Each entry below is to be given again word for word, with no pictures.

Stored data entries

▽

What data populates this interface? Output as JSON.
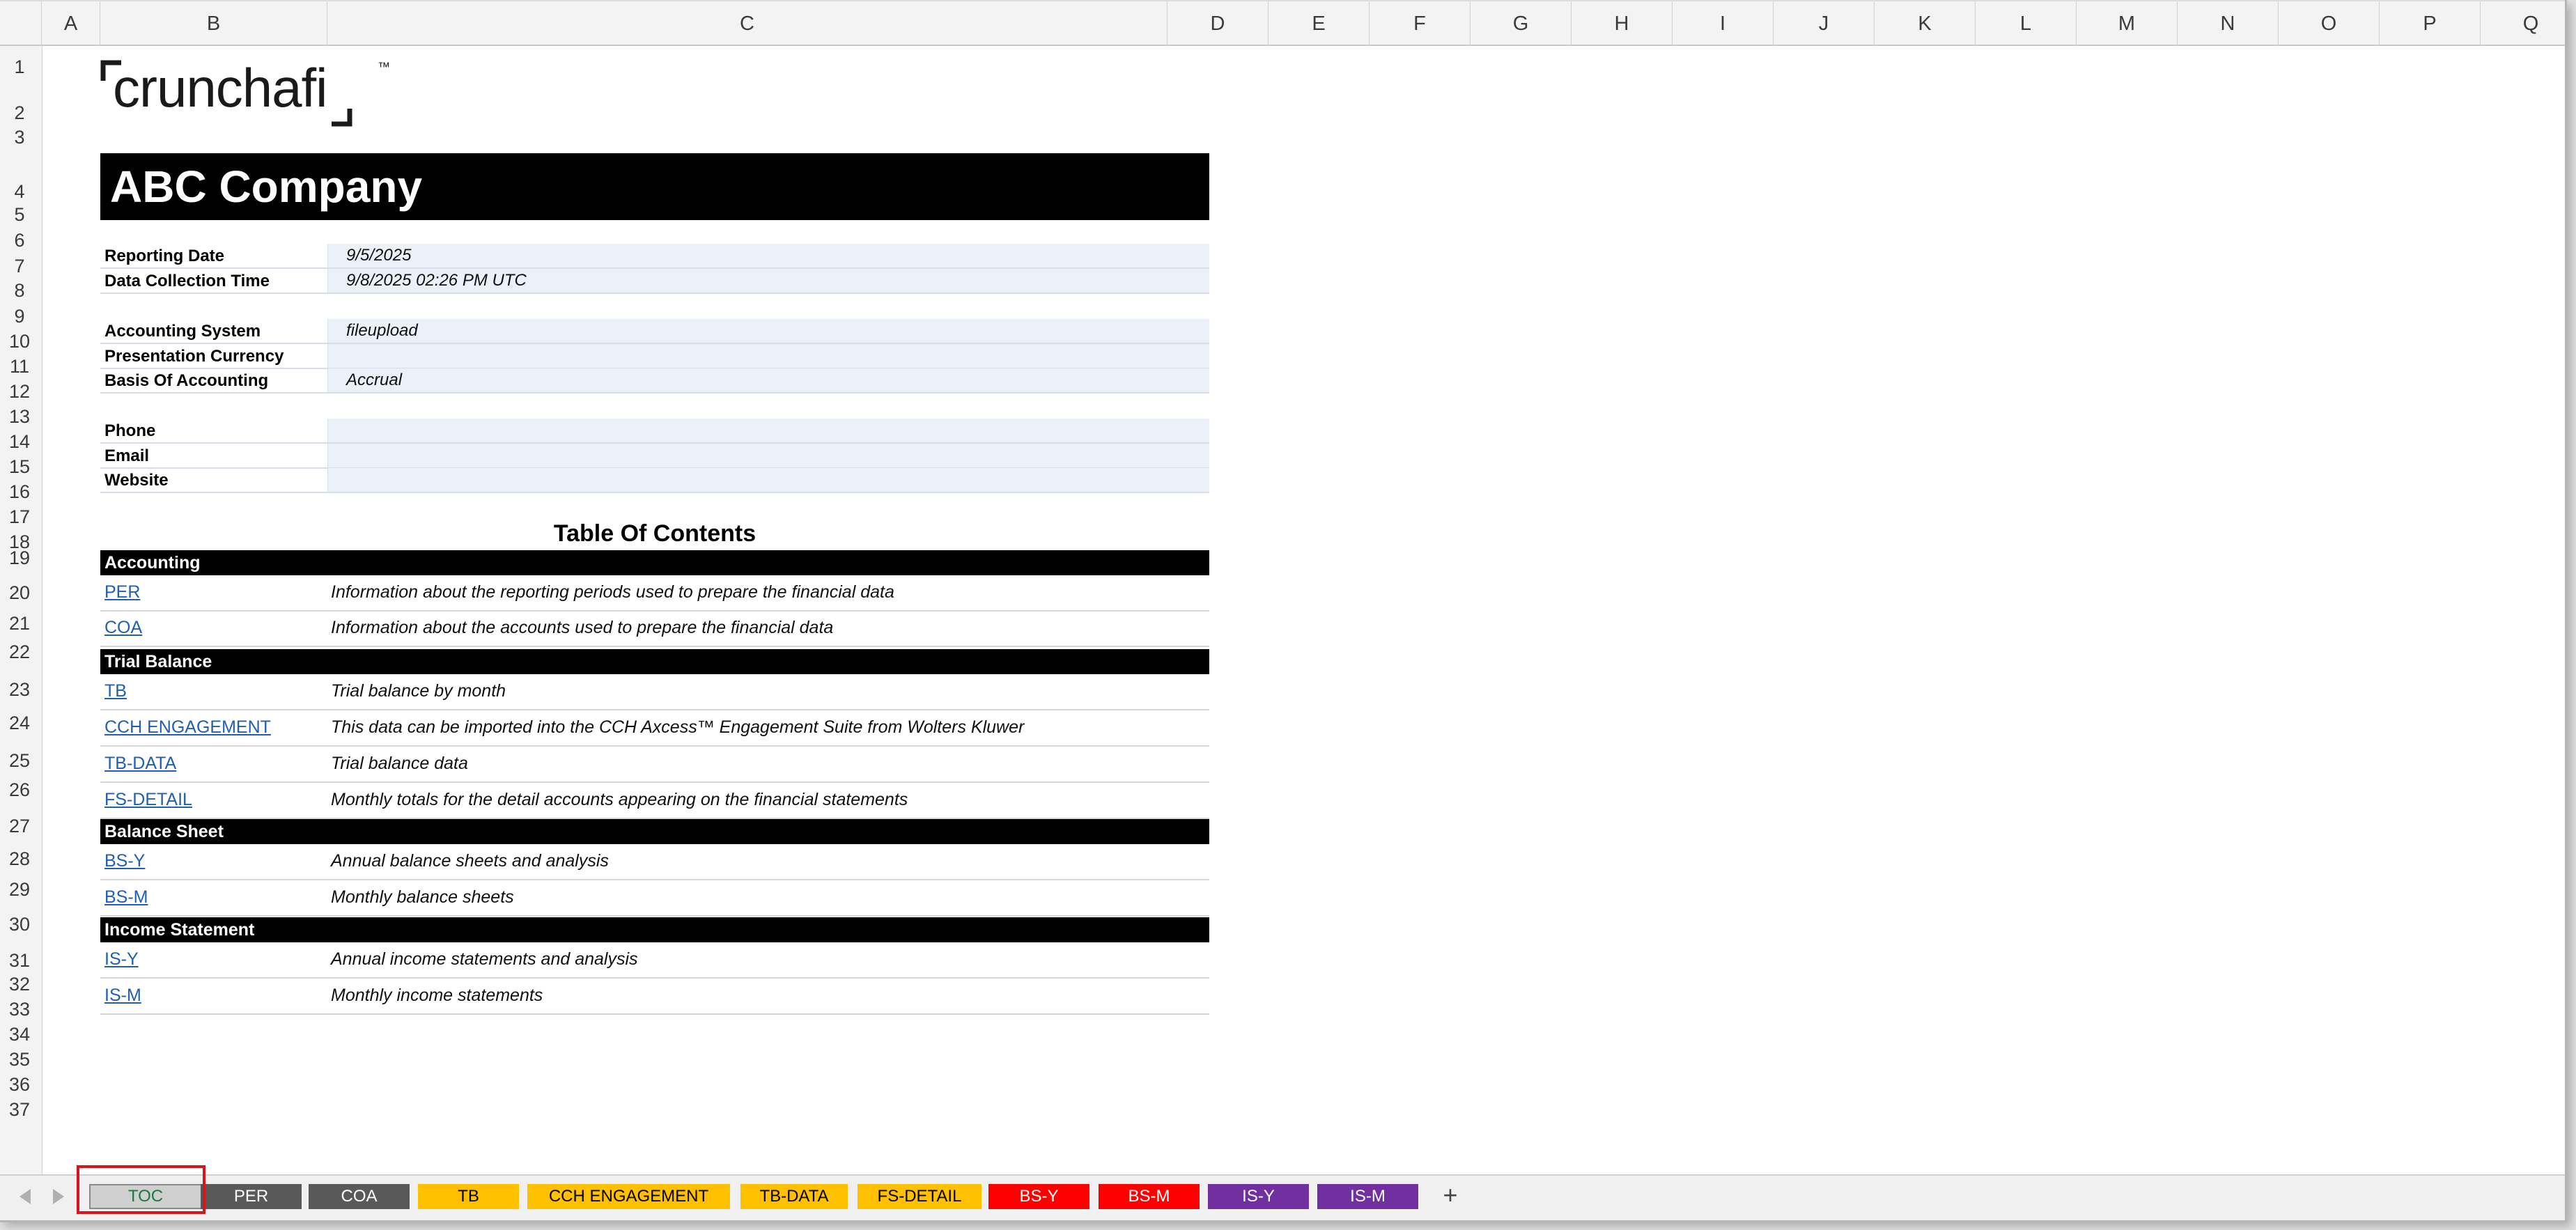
{
  "columns": [
    "A",
    "B",
    "C",
    "D",
    "E",
    "F",
    "G",
    "H",
    "I",
    "J",
    "K",
    "L",
    "M",
    "N",
    "O",
    "P",
    "Q"
  ],
  "rows": [
    "1",
    "2",
    "3",
    "4",
    "5",
    "6",
    "7",
    "8",
    "9",
    "10",
    "11",
    "12",
    "13",
    "14",
    "15",
    "16",
    "17",
    "18",
    "19",
    "20",
    "21",
    "22",
    "23",
    "24",
    "25",
    "26",
    "27",
    "28",
    "29",
    "30",
    "31",
    "32",
    "33",
    "34",
    "35",
    "36",
    "37"
  ],
  "logo": {
    "text": "crunchafi",
    "tm": "™"
  },
  "company": "ABC Company",
  "info": [
    {
      "label": "Reporting Date",
      "value": "9/5/2025"
    },
    {
      "label": "Data Collection Time",
      "value": "9/8/2025 02:26 PM UTC"
    },
    {
      "label": "Accounting System",
      "value": "fileupload"
    },
    {
      "label": "Presentation Currency",
      "value": ""
    },
    {
      "label": "Basis Of Accounting",
      "value": "Accrual"
    },
    {
      "label": "Phone",
      "value": ""
    },
    {
      "label": "Email",
      "value": ""
    },
    {
      "label": "Website",
      "value": ""
    }
  ],
  "toc_title": "Table Of Contents",
  "sections": [
    {
      "title": "Accounting",
      "items": [
        {
          "link": "PER",
          "desc": "Information about the reporting periods used to prepare the financial data"
        },
        {
          "link": "COA",
          "desc": "Information about the accounts used to prepare the financial data"
        }
      ]
    },
    {
      "title": "Trial Balance",
      "items": [
        {
          "link": "TB",
          "desc": "Trial balance by month"
        },
        {
          "link": "CCH ENGAGEMENT",
          "desc": "This data can be imported into the CCH Axcess™ Engagement Suite from Wolters Kluwer"
        },
        {
          "link": "TB-DATA",
          "desc": "Trial balance data"
        },
        {
          "link": "FS-DETAIL",
          "desc": "Monthly totals for the detail accounts appearing on the financial statements"
        }
      ]
    },
    {
      "title": "Balance Sheet",
      "items": [
        {
          "link": "BS-Y",
          "desc": "Annual balance sheets and analysis"
        },
        {
          "link": "BS-M",
          "desc": "Monthly balance sheets"
        }
      ]
    },
    {
      "title": "Income Statement",
      "items": [
        {
          "link": "IS-Y",
          "desc": "Annual income statements and analysis"
        },
        {
          "link": "IS-M",
          "desc": "Monthly income statements"
        }
      ]
    }
  ],
  "sheet_tabs": [
    {
      "label": "TOC",
      "color": "#cfcfcf",
      "text_color": "#1a7a3c",
      "active": true
    },
    {
      "label": "PER",
      "color": "#595959",
      "text_color": "#ffffff"
    },
    {
      "label": "COA",
      "color": "#595959",
      "text_color": "#ffffff"
    },
    {
      "label": "TB",
      "color": "#ffc000",
      "text_color": "#000000"
    },
    {
      "label": "CCH ENGAGEMENT",
      "color": "#ffc000",
      "text_color": "#000000"
    },
    {
      "label": "TB-DATA",
      "color": "#ffc000",
      "text_color": "#000000"
    },
    {
      "label": "FS-DETAIL",
      "color": "#ffc000",
      "text_color": "#000000"
    },
    {
      "label": "BS-Y",
      "color": "#ff0000",
      "text_color": "#ffffff"
    },
    {
      "label": "BS-M",
      "color": "#ff0000",
      "text_color": "#ffffff"
    },
    {
      "label": "IS-Y",
      "color": "#7030a0",
      "text_color": "#ffffff"
    },
    {
      "label": "IS-M",
      "color": "#7030a0",
      "text_color": "#ffffff"
    }
  ],
  "add_sheet": "+"
}
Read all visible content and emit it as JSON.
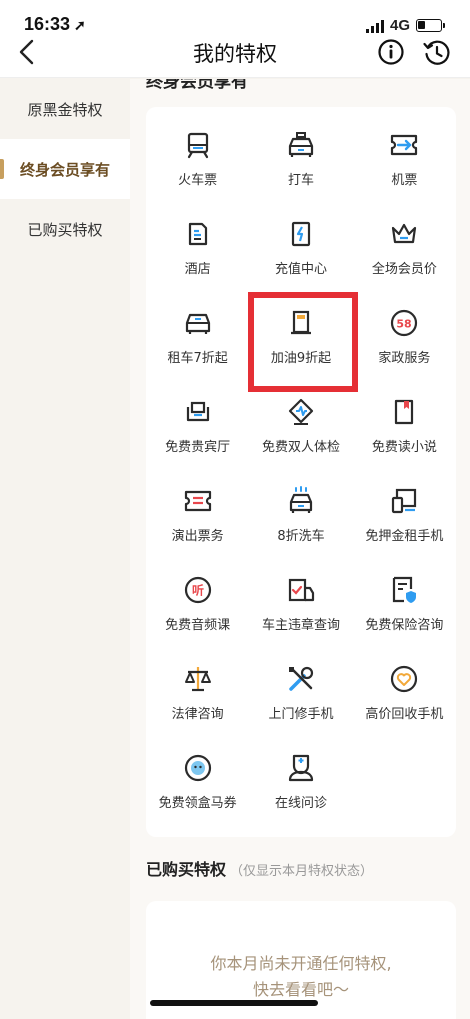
{
  "status": {
    "time": "16:33",
    "network": "4G"
  },
  "nav": {
    "title": "我的特权",
    "back_icon": "chevron-left-icon",
    "info_icon": "info-icon",
    "history_icon": "history-icon"
  },
  "sidebar": {
    "items": [
      {
        "label": "原黑金特权",
        "active": false
      },
      {
        "label": "终身会员享有",
        "active": true
      },
      {
        "label": "已购买特权",
        "active": false
      }
    ]
  },
  "main": {
    "section_title": "终身会员享有",
    "privileges": [
      {
        "label": "火车票",
        "icon": "train-icon"
      },
      {
        "label": "打车",
        "icon": "taxi-icon"
      },
      {
        "label": "机票",
        "icon": "flight-ticket-icon"
      },
      {
        "label": "酒店",
        "icon": "hotel-icon"
      },
      {
        "label": "充值中心",
        "icon": "recharge-icon"
      },
      {
        "label": "全场会员价",
        "icon": "crown-icon"
      },
      {
        "label": "租车7折起",
        "icon": "car-rental-icon"
      },
      {
        "label": "加油9折起",
        "icon": "fuel-icon"
      },
      {
        "label": "家政服务",
        "icon": "housekeeping-58-icon"
      },
      {
        "label": "免费贵宾厅",
        "icon": "vip-lounge-icon"
      },
      {
        "label": "免费双人体检",
        "icon": "health-check-icon"
      },
      {
        "label": "免费读小说",
        "icon": "book-icon"
      },
      {
        "label": "演出票务",
        "icon": "show-ticket-icon"
      },
      {
        "label": "8折洗车",
        "icon": "car-wash-icon"
      },
      {
        "label": "免押金租手机",
        "icon": "phone-rental-icon"
      },
      {
        "label": "免费音频课",
        "icon": "audio-course-icon"
      },
      {
        "label": "车主违章查询",
        "icon": "violation-query-icon"
      },
      {
        "label": "免费保险咨询",
        "icon": "insurance-icon"
      },
      {
        "label": "法律咨询",
        "icon": "scales-icon"
      },
      {
        "label": "上门修手机",
        "icon": "repair-tools-icon"
      },
      {
        "label": "高价回收手机",
        "icon": "recycle-heart-icon"
      },
      {
        "label": "免费领盒马券",
        "icon": "hema-coupon-icon"
      },
      {
        "label": "在线问诊",
        "icon": "doctor-icon"
      }
    ],
    "listen_badge": "听",
    "badge_58": "58"
  },
  "bought": {
    "title": "已购买特权",
    "note": "（仅显示本月特权状态）",
    "empty_line1": "你本月尚未开通任何特权,",
    "empty_line2": "快去看看吧～"
  },
  "colors": {
    "accent": "#c79f5e",
    "icon_dark": "#2b2b2b",
    "icon_blue": "#2f9cf0",
    "highlight": "#e52f35",
    "badge_red": "#e8474c"
  }
}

△

▶ _THE OUTPUT_
What data populates this interface? Output as JSON.
{
  "columns": [
    "A",
    "B",
    "C",
    "D",
    "E",
    "F",
    "G",
    "H",
    "I",
    "J",
    "K",
    "L",
    "M",
    "N",
    "O",
    "P",
    "Q"
  ],
  "rows": [
    "1",
    "2",
    "3",
    "4",
    "5",
    "6",
    "7",
    "8",
    "9",
    "10",
    "11",
    "12",
    "13",
    "14",
    "15",
    "16",
    "17",
    "18",
    "19",
    "20",
    "21",
    "22",
    "23",
    "24",
    "25",
    "26",
    "27",
    "28",
    "29",
    "30",
    "31",
    "32",
    "33",
    "34",
    "35",
    "36",
    "37"
  ],
  "logo": {
    "text": "crunchafi",
    "tm": "™"
  },
  "company": "ABC Company",
  "info": [
    {
      "label": "Reporting Date",
      "value": "9/5/2025"
    },
    {
      "label": "Data Collection Time",
      "value": "9/8/2025 02:26 PM UTC"
    },
    {
      "label": "Accounting System",
      "value": "fileupload"
    },
    {
      "label": "Presentation Currency",
      "value": ""
    },
    {
      "label": "Basis Of Accounting",
      "value": "Accrual"
    },
    {
      "label": "Phone",
      "value": ""
    },
    {
      "label": "Email",
      "value": ""
    },
    {
      "label": "Website",
      "value": ""
    }
  ],
  "toc_title": "Table Of Contents",
  "sections": [
    {
      "title": "Accounting",
      "items": [
        {
          "link": "PER",
          "desc": "Information about the reporting periods used to prepare the financial data"
        },
        {
          "link": "COA",
          "desc": "Information about the accounts used to prepare the financial data"
        }
      ]
    },
    {
      "title": "Trial Balance",
      "items": [
        {
          "link": "TB",
          "desc": "Trial balance by month"
        },
        {
          "link": "CCH ENGAGEMENT",
          "desc": "This data can be imported into the CCH Axcess™ Engagement Suite from Wolters Kluwer"
        },
        {
          "link": "TB-DATA",
          "desc": "Trial balance data"
        },
        {
          "link": "FS-DETAIL",
          "desc": "Monthly totals for the detail accounts appearing on the financial statements"
        }
      ]
    },
    {
      "title": "Balance Sheet",
      "items": [
        {
          "link": "BS-Y",
          "desc": "Annual balance sheets and analysis"
        },
        {
          "link": "BS-M",
          "desc": "Monthly balance sheets"
        }
      ]
    },
    {
      "title": "Income Statement",
      "items": [
        {
          "link": "IS-Y",
          "desc": "Annual income statements and analysis"
        },
        {
          "link": "IS-M",
          "desc": "Monthly income statements"
        }
      ]
    }
  ],
  "sheet_tabs": [
    {
      "label": "TOC",
      "color": "#cfcfcf",
      "text_color": "#1a7a3c",
      "active": true
    },
    {
      "label": "PER",
      "color": "#595959",
      "text_color": "#ffffff"
    },
    {
      "label": "COA",
      "color": "#595959",
      "text_color": "#ffffff"
    },
    {
      "label": "TB",
      "color": "#ffc000",
      "text_color": "#000000"
    },
    {
      "label": "CCH ENGAGEMENT",
      "color": "#ffc000",
      "text_color": "#000000"
    },
    {
      "label": "TB-DATA",
      "color": "#ffc000",
      "text_color": "#000000"
    },
    {
      "label": "FS-DETAIL",
      "color": "#ffc000",
      "text_color": "#000000"
    },
    {
      "label": "BS-Y",
      "color": "#ff0000",
      "text_color": "#ffffff"
    },
    {
      "label": "BS-M",
      "color": "#ff0000",
      "text_color": "#ffffff"
    },
    {
      "label": "IS-Y",
      "color": "#7030a0",
      "text_color": "#ffffff"
    },
    {
      "label": "IS-M",
      "color": "#7030a0",
      "text_color": "#ffffff"
    }
  ],
  "add_sheet": "+"
}
Read all visible content and emit it as JSON.
{
  "status": {
    "time": "16:33",
    "network": "4G"
  },
  "nav": {
    "title": "我的特权",
    "back_icon": "chevron-left-icon",
    "info_icon": "info-icon",
    "history_icon": "history-icon"
  },
  "sidebar": {
    "items": [
      {
        "label": "原黑金特权",
        "active": false
      },
      {
        "label": "终身会员享有",
        "active": true
      },
      {
        "label": "已购买特权",
        "active": false
      }
    ]
  },
  "main": {
    "section_title": "终身会员享有",
    "privileges": [
      {
        "label": "火车票",
        "icon": "train-icon"
      },
      {
        "label": "打车",
        "icon": "taxi-icon"
      },
      {
        "label": "机票",
        "icon": "flight-ticket-icon"
      },
      {
        "label": "酒店",
        "icon": "hotel-icon"
      },
      {
        "label": "充值中心",
        "icon": "recharge-icon"
      },
      {
        "label": "全场会员价",
        "icon": "crown-icon"
      },
      {
        "label": "租车7折起",
        "icon": "car-rental-icon"
      },
      {
        "label": "加油9折起",
        "icon": "fuel-icon"
      },
      {
        "label": "家政服务",
        "icon": "housekeeping-58-icon"
      },
      {
        "label": "免费贵宾厅",
        "icon": "vip-lounge-icon"
      },
      {
        "label": "免费双人体检",
        "icon": "health-check-icon"
      },
      {
        "label": "免费读小说",
        "icon": "book-icon"
      },
      {
        "label": "演出票务",
        "icon": "show-ticket-icon"
      },
      {
        "label": "8折洗车",
        "icon": "car-wash-icon"
      },
      {
        "label": "免押金租手机",
        "icon": "phone-rental-icon"
      },
      {
        "label": "免费音频课",
        "icon": "audio-course-icon"
      },
      {
        "label": "车主违章查询",
        "icon": "violation-query-icon"
      },
      {
        "label": "免费保险咨询",
        "icon": "insurance-icon"
      },
      {
        "label": "法律咨询",
        "icon": "scales-icon"
      },
      {
        "label": "上门修手机",
        "icon": "repair-tools-icon"
      },
      {
        "label": "高价回收手机",
        "icon": "recycle-heart-icon"
      },
      {
        "label": "免费领盒马券",
        "icon": "hema-coupon-icon"
      },
      {
        "label": "在线问诊",
        "icon": "doctor-icon"
      }
    ],
    "listen_badge": "听",
    "badge_58": "58"
  },
  "bought": {
    "title": "已购买特权",
    "note": "（仅显示本月特权状态）",
    "empty_line1": "你本月尚未开通任何特权,",
    "empty_line2": "快去看看吧～"
  },
  "colors": {
    "accent": "#c79f5e",
    "icon_dark": "#2b2b2b",
    "icon_blue": "#2f9cf0",
    "highlight": "#e52f35",
    "badge_red": "#e8474c"
  }
}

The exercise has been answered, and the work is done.